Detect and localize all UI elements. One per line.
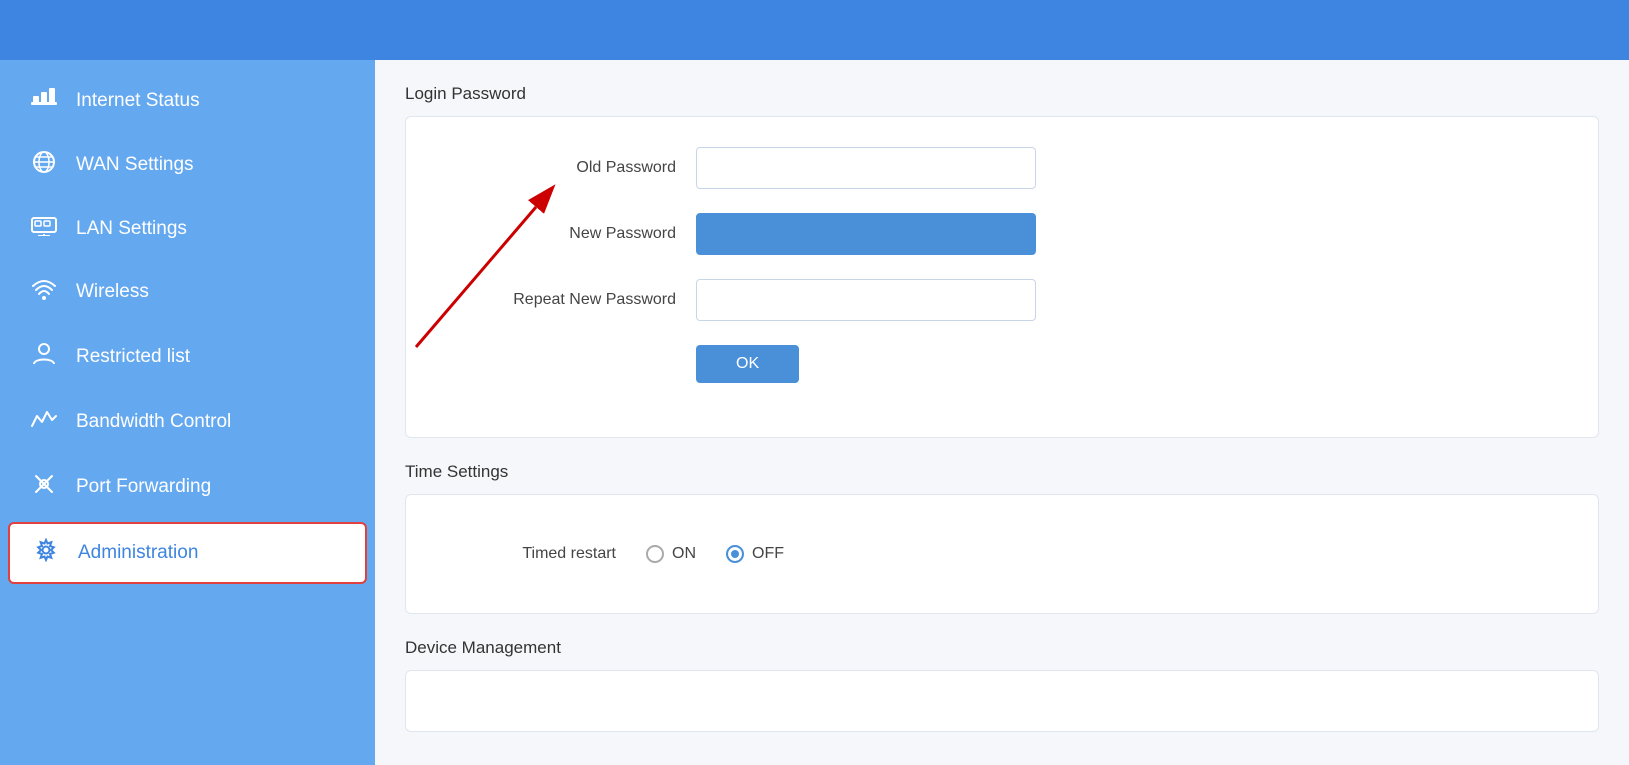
off-radio-label: OFF — [752, 545, 784, 563]
sidebar-item-restricted-list[interactable]: Restricted list — [0, 324, 375, 390]
on-radio-circle — [646, 545, 664, 563]
sidebar-label-port-forwarding: Port Forwarding — [76, 476, 211, 498]
sidebar: Internet Status WAN Settings — [0, 60, 375, 765]
port-forwarding-icon — [30, 472, 58, 502]
sidebar-label-bandwidth-control: Bandwidth Control — [76, 411, 231, 433]
sidebar-item-bandwidth-control[interactable]: Bandwidth Control — [0, 390, 375, 454]
internet-status-icon — [30, 88, 58, 114]
off-radio-circle — [726, 545, 744, 563]
login-password-card: Old Password New Password Repeat New Pas… — [405, 116, 1599, 438]
sidebar-item-administration[interactable]: Administration — [8, 522, 367, 584]
top-bar — [0, 0, 1629, 60]
timed-restart-label: Timed restart — [456, 545, 616, 563]
off-radio-option[interactable]: OFF — [726, 545, 784, 563]
ok-button-row: OK — [456, 345, 1548, 383]
sidebar-label-wan-settings: WAN Settings — [76, 154, 194, 176]
old-password-label: Old Password — [456, 159, 676, 177]
restricted-list-icon — [30, 342, 58, 372]
on-radio-option[interactable]: ON — [646, 545, 696, 563]
sidebar-item-port-forwarding[interactable]: Port Forwarding — [0, 454, 375, 520]
time-settings-section-title: Time Settings — [405, 462, 1599, 482]
time-settings-card: Timed restart ON OFF — [405, 494, 1599, 614]
sidebar-label-wireless: Wireless — [76, 281, 149, 303]
repeat-password-label: Repeat New Password — [456, 291, 676, 309]
timed-restart-row: Timed restart ON OFF — [456, 525, 1548, 583]
main-content: Login Password Old Password New Password — [375, 60, 1629, 765]
sidebar-label-restricted-list: Restricted list — [76, 346, 190, 368]
wireless-icon — [30, 278, 58, 306]
login-password-section-title: Login Password — [405, 84, 1599, 104]
bandwidth-control-icon — [30, 408, 58, 436]
new-password-row: New Password — [456, 213, 1548, 255]
repeat-password-input[interactable] — [696, 279, 1036, 321]
on-radio-label: ON — [672, 545, 696, 563]
new-password-input[interactable] — [696, 213, 1036, 255]
sidebar-item-wireless[interactable]: Wireless — [0, 260, 375, 324]
sidebar-label-internet-status: Internet Status — [76, 90, 200, 112]
device-management-section-title: Device Management — [405, 638, 1599, 658]
new-password-label: New Password — [456, 225, 676, 243]
sidebar-item-wan-settings[interactable]: WAN Settings — [0, 132, 375, 198]
ok-button[interactable]: OK — [696, 345, 799, 383]
sidebar-label-administration: Administration — [78, 542, 198, 564]
sidebar-item-lan-settings[interactable]: LAN Settings — [0, 198, 375, 260]
repeat-password-row: Repeat New Password — [456, 279, 1548, 321]
old-password-row: Old Password — [456, 147, 1548, 189]
wan-settings-icon — [30, 150, 58, 180]
device-management-card — [405, 670, 1599, 732]
administration-icon — [32, 538, 60, 568]
sidebar-label-lan-settings: LAN Settings — [76, 218, 187, 240]
old-password-input[interactable] — [696, 147, 1036, 189]
lan-settings-icon — [30, 216, 58, 242]
arrow-annotation — [386, 177, 606, 357]
main-layout: Internet Status WAN Settings — [0, 60, 1629, 765]
sidebar-item-internet-status[interactable]: Internet Status — [0, 70, 375, 132]
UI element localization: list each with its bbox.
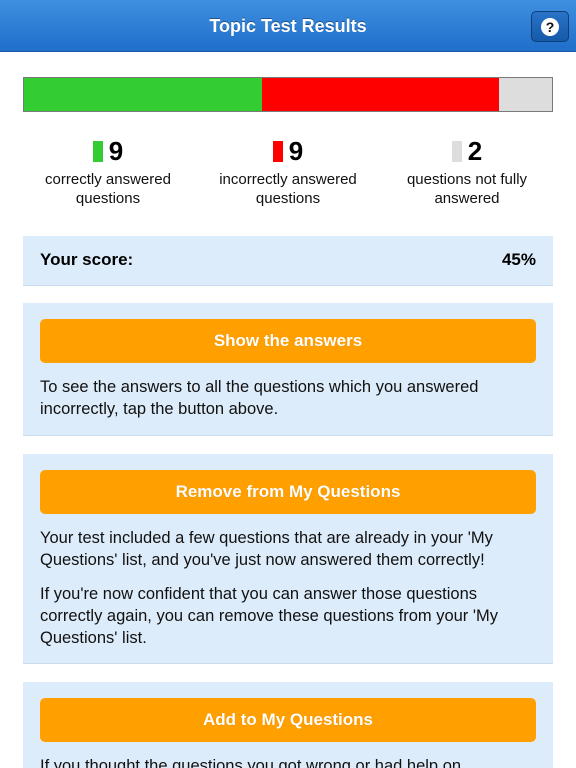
progress-segment-not-answered <box>499 78 552 111</box>
stat-correct: 9 correctly answered questions <box>18 136 198 208</box>
nav-bar: Topic Test Results ? <box>0 0 576 52</box>
incorrect-count: 9 <box>288 136 304 166</box>
score-value: 45% <box>501 250 536 269</box>
remove-from-my-questions-button[interactable]: Remove from My Questions <box>40 470 536 514</box>
incorrect-swatch <box>272 140 283 162</box>
remove-text-2: If you're now confident that you can ans… <box>40 585 499 647</box>
show-answers-panel: Show the answers To see the answers to a… <box>23 303 553 436</box>
correct-caption: correctly answered questions <box>45 171 171 207</box>
correct-swatch <box>92 140 103 162</box>
add-to-my-questions-button[interactable]: Add to My Questions <box>40 698 536 742</box>
page-title: Topic Test Results <box>209 16 367 36</box>
help-button[interactable]: ? <box>531 11 569 42</box>
not-answered-swatch <box>451 140 462 162</box>
not-answered-count: 2 <box>467 136 483 166</box>
score-panel: Your score: 45% <box>23 236 553 286</box>
remove-my-questions-panel: Remove from My Questions Your test inclu… <box>23 454 553 664</box>
show-answers-text: To see the answers to all the questions … <box>40 378 479 418</box>
help-icon: ? <box>541 17 559 36</box>
add-my-questions-panel: Add to My Questions If you thought the q… <box>23 682 553 768</box>
remove-text-1: Your test included a few questions that … <box>40 529 493 569</box>
show-answers-button[interactable]: Show the answers <box>40 319 536 363</box>
stat-incorrect: 9 incorrectly answered questions <box>198 136 378 208</box>
score-label: Your score: <box>40 250 134 269</box>
add-text: If you thought the questions you got wro… <box>40 757 462 768</box>
progress-segment-correct <box>24 78 262 111</box>
incorrect-caption: incorrectly answered questions <box>219 171 357 207</box>
not-answered-caption: questions not fully answered <box>406 171 528 207</box>
results-progress-bar <box>23 77 553 112</box>
correct-count: 9 <box>108 136 124 166</box>
stat-not-answered: 2 questions not fully answered <box>377 136 557 208</box>
progress-segment-incorrect <box>261 78 500 111</box>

------------

## PROBLEM TO WORK ON
Reproduce the entire listing above line for line, leaving out the pictures.

## FULL SOLUTION
Detect and localize all UI elements. One per line.
off-radio-label: OFF — [752, 545, 784, 563]
sidebar-item-restricted-list[interactable]: Restricted list — [0, 324, 375, 390]
on-radio-circle — [646, 545, 664, 563]
sidebar-label-port-forwarding: Port Forwarding — [76, 476, 211, 498]
sidebar: Internet Status WAN Settings — [0, 60, 375, 765]
port-forwarding-icon — [30, 472, 58, 502]
sidebar-label-bandwidth-control: Bandwidth Control — [76, 411, 231, 433]
sidebar-item-bandwidth-control[interactable]: Bandwidth Control — [0, 390, 375, 454]
internet-status-icon — [30, 88, 58, 114]
off-radio-circle — [726, 545, 744, 563]
login-password-card: Old Password New Password Repeat New Pas… — [405, 116, 1599, 438]
sidebar-item-administration[interactable]: Administration — [8, 522, 367, 584]
top-bar — [0, 0, 1629, 60]
timed-restart-label: Timed restart — [456, 545, 616, 563]
off-radio-option[interactable]: OFF — [726, 545, 784, 563]
ok-button-row: OK — [456, 345, 1548, 383]
sidebar-label-wan-settings: WAN Settings — [76, 154, 194, 176]
old-password-label: Old Password — [456, 159, 676, 177]
restricted-list-icon — [30, 342, 58, 372]
on-radio-option[interactable]: ON — [646, 545, 696, 563]
sidebar-item-port-forwarding[interactable]: Port Forwarding — [0, 454, 375, 520]
time-settings-section-title: Time Settings — [405, 462, 1599, 482]
time-settings-card: Timed restart ON OFF — [405, 494, 1599, 614]
sidebar-label-wireless: Wireless — [76, 281, 149, 303]
repeat-password-label: Repeat New Password — [456, 291, 676, 309]
timed-restart-row: Timed restart ON OFF — [456, 525, 1548, 583]
main-content: Login Password Old Password New Password — [375, 60, 1629, 765]
sidebar-label-restricted-list: Restricted list — [76, 346, 190, 368]
wireless-icon — [30, 278, 58, 306]
login-password-section-title: Login Password — [405, 84, 1599, 104]
bandwidth-control-icon — [30, 408, 58, 436]
new-password-row: New Password — [456, 213, 1548, 255]
repeat-password-input[interactable] — [696, 279, 1036, 321]
on-radio-label: ON — [672, 545, 696, 563]
new-password-input[interactable] — [696, 213, 1036, 255]
sidebar-item-wireless[interactable]: Wireless — [0, 260, 375, 324]
sidebar-label-internet-status: Internet Status — [76, 90, 200, 112]
device-management-section-title: Device Management — [405, 638, 1599, 658]
new-password-label: New Password — [456, 225, 676, 243]
sidebar-item-wan-settings[interactable]: WAN Settings — [0, 132, 375, 198]
ok-button[interactable]: OK — [696, 345, 799, 383]
sidebar-label-administration: Administration — [78, 542, 198, 564]
sidebar-item-lan-settings[interactable]: LAN Settings — [0, 198, 375, 260]
repeat-password-row: Repeat New Password — [456, 279, 1548, 321]
old-password-row: Old Password — [456, 147, 1548, 189]
wan-settings-icon — [30, 150, 58, 180]
device-management-card — [405, 670, 1599, 732]
administration-icon — [32, 538, 60, 568]
sidebar-label-lan-settings: LAN Settings — [76, 218, 187, 240]
old-password-input[interactable] — [696, 147, 1036, 189]
lan-settings-icon — [30, 216, 58, 242]
arrow-annotation — [386, 177, 606, 357]
main-layout: Internet Status WAN Settings — [0, 60, 1629, 765]
sidebar-item-internet-status[interactable]: Internet Status — [0, 70, 375, 132]
UI element localization: list each with its bbox.
progress-segment-not-answered <box>499 78 552 111</box>
stat-correct: 9 correctly answered questions <box>18 136 198 208</box>
nav-bar: Topic Test Results ? <box>0 0 576 52</box>
incorrect-count: 9 <box>288 136 304 166</box>
score-value: 45% <box>501 250 536 269</box>
remove-from-my-questions-button[interactable]: Remove from My Questions <box>40 470 536 514</box>
incorrect-swatch <box>272 140 283 162</box>
remove-text-2: If you're now confident that you can ans… <box>40 585 499 647</box>
show-answers-panel: Show the answers To see the answers to a… <box>23 303 553 436</box>
correct-caption: correctly answered questions <box>45 171 171 207</box>
correct-swatch <box>92 140 103 162</box>
add-to-my-questions-button[interactable]: Add to My Questions <box>40 698 536 742</box>
page-title: Topic Test Results <box>209 16 367 36</box>
help-button[interactable]: ? <box>531 11 569 42</box>
not-answered-swatch <box>451 140 462 162</box>
not-answered-count: 2 <box>467 136 483 166</box>
score-panel: Your score: 45% <box>23 236 553 286</box>
remove-my-questions-panel: Remove from My Questions Your test inclu… <box>23 454 553 664</box>
show-answers-text: To see the answers to all the questions … <box>40 378 479 418</box>
help-icon: ? <box>541 17 559 36</box>
add-my-questions-panel: Add to My Questions If you thought the q… <box>23 682 553 768</box>
remove-text-1: Your test included a few questions that … <box>40 529 493 569</box>
show-answers-button[interactable]: Show the answers <box>40 319 536 363</box>
stat-incorrect: 9 incorrectly answered questions <box>198 136 378 208</box>
score-label: Your score: <box>40 250 134 269</box>
add-text: If you thought the questions you got wro… <box>40 757 462 768</box>
progress-segment-correct <box>24 78 262 111</box>
incorrect-caption: incorrectly answered questions <box>219 171 357 207</box>
not-answered-caption: questions not fully answered <box>406 171 528 207</box>
results-progress-bar <box>23 77 553 112</box>
correct-count: 9 <box>108 136 124 166</box>
stat-not-answered: 2 questions not fully answered <box>377 136 557 208</box>
progress-segment-incorrect <box>261 78 500 111</box>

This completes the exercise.